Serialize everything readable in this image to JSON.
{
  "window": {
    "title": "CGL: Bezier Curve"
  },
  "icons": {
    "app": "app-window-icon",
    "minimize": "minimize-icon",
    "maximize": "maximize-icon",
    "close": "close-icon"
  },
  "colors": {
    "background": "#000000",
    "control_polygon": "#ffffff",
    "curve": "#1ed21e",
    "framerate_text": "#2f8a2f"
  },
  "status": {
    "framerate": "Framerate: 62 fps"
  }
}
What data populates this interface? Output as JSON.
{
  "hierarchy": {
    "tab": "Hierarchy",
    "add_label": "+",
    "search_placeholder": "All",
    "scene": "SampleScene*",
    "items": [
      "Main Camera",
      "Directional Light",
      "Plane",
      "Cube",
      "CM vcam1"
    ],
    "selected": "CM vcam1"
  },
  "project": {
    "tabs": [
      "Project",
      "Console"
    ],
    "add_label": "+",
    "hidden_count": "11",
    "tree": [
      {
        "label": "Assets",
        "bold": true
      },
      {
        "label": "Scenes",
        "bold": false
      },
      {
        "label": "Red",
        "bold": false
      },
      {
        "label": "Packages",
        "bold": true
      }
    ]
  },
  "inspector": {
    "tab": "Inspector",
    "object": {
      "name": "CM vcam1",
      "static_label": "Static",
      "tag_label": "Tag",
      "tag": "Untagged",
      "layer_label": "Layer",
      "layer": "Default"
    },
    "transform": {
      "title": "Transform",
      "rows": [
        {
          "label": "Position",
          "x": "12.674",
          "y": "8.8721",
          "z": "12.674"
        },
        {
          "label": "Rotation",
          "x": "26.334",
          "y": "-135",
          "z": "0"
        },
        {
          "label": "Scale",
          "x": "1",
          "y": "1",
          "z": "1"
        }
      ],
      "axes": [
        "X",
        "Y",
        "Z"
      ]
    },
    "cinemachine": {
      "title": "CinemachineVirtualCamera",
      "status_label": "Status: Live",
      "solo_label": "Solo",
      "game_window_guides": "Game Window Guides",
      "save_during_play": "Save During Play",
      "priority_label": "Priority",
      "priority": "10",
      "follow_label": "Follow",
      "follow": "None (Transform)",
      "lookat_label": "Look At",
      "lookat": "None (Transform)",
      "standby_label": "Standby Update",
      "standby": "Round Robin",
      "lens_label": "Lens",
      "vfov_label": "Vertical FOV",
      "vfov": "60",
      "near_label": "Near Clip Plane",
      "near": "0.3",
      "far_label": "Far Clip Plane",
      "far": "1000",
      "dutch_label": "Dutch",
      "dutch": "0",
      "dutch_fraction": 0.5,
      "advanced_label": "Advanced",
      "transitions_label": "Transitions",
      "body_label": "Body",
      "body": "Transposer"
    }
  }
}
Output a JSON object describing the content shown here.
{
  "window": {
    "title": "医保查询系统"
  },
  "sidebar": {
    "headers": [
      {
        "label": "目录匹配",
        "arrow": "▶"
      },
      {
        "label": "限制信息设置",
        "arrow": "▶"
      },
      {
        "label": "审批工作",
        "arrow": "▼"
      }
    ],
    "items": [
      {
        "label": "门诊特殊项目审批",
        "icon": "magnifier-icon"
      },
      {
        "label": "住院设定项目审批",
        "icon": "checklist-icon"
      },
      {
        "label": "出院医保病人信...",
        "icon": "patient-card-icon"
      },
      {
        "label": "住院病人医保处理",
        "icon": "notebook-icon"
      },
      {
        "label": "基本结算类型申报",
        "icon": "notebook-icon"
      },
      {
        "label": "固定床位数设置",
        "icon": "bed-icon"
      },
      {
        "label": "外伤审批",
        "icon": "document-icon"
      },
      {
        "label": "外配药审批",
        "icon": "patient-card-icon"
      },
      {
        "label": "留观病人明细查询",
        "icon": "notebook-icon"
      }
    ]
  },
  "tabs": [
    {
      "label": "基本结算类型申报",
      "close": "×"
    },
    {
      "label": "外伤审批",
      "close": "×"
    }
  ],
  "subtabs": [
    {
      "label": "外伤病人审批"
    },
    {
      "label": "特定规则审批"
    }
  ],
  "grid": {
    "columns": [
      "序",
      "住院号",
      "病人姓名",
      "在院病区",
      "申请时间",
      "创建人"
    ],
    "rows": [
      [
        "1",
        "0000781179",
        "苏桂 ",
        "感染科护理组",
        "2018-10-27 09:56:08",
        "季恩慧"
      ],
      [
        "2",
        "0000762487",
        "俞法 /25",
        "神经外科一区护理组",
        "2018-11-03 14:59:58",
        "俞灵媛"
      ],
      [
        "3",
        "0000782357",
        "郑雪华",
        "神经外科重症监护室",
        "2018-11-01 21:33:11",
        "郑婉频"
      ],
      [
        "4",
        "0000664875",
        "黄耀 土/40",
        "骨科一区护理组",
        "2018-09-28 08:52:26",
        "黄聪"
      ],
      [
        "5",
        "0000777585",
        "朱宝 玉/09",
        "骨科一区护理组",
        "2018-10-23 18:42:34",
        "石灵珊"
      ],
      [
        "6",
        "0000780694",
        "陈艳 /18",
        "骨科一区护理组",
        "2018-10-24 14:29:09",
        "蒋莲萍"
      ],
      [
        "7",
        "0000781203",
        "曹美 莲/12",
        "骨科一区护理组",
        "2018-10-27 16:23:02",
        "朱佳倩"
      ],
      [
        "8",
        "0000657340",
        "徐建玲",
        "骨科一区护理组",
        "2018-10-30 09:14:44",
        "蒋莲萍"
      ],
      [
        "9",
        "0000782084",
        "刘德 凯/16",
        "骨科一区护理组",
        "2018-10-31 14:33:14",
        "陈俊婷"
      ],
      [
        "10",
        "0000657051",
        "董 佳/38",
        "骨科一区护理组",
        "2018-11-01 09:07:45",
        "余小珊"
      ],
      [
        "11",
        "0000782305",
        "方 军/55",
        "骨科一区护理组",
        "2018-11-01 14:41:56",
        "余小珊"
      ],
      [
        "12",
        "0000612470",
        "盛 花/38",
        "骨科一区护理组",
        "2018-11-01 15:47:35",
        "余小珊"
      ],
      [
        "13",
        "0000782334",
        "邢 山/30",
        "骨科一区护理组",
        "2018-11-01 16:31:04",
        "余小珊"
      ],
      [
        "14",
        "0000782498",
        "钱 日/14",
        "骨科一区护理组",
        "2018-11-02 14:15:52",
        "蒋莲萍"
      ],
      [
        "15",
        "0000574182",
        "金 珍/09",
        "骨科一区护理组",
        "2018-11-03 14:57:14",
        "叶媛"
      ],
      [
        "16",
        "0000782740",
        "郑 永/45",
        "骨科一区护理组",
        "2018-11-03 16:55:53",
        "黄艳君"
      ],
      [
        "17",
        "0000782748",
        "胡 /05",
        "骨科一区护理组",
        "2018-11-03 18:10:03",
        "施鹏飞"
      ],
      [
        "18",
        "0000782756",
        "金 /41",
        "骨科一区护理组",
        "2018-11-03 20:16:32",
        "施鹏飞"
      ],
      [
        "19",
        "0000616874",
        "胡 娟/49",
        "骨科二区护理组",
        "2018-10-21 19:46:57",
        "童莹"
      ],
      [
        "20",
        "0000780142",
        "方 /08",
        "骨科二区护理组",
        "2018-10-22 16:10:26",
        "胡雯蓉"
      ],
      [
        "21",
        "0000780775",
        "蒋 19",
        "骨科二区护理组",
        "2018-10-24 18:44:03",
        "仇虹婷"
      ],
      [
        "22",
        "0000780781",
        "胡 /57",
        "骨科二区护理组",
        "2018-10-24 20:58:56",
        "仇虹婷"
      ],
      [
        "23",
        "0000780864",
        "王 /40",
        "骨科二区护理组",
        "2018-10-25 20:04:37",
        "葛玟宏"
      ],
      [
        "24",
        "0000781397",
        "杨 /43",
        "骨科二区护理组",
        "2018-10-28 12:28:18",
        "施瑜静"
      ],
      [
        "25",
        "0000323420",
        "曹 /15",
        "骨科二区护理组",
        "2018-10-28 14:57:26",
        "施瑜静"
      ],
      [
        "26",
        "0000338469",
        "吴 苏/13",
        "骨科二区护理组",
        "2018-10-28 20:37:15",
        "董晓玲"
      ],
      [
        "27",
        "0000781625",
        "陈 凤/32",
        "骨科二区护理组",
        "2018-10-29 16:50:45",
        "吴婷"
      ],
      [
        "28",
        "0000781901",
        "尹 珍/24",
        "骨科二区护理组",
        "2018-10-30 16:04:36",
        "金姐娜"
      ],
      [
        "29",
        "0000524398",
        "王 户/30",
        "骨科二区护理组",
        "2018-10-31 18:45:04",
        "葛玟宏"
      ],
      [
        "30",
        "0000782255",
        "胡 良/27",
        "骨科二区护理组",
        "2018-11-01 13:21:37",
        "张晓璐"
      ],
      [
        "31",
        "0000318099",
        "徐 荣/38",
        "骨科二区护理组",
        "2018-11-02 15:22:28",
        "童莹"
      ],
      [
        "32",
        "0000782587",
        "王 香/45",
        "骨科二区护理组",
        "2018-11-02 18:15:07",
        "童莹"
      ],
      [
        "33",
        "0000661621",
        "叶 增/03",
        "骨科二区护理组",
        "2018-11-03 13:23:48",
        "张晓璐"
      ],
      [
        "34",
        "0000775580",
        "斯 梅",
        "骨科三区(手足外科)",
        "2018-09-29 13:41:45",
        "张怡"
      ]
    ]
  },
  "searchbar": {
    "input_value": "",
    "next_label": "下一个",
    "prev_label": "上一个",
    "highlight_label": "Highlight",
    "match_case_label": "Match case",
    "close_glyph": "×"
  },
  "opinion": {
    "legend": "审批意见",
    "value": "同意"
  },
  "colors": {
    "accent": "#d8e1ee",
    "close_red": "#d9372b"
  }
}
━━━━━━━━━━━━━━━━
• The request
Tally up the lines in the preceding listing that contain the string "JSON". Respond with the number and nothing else.

• Answer to this exercise
3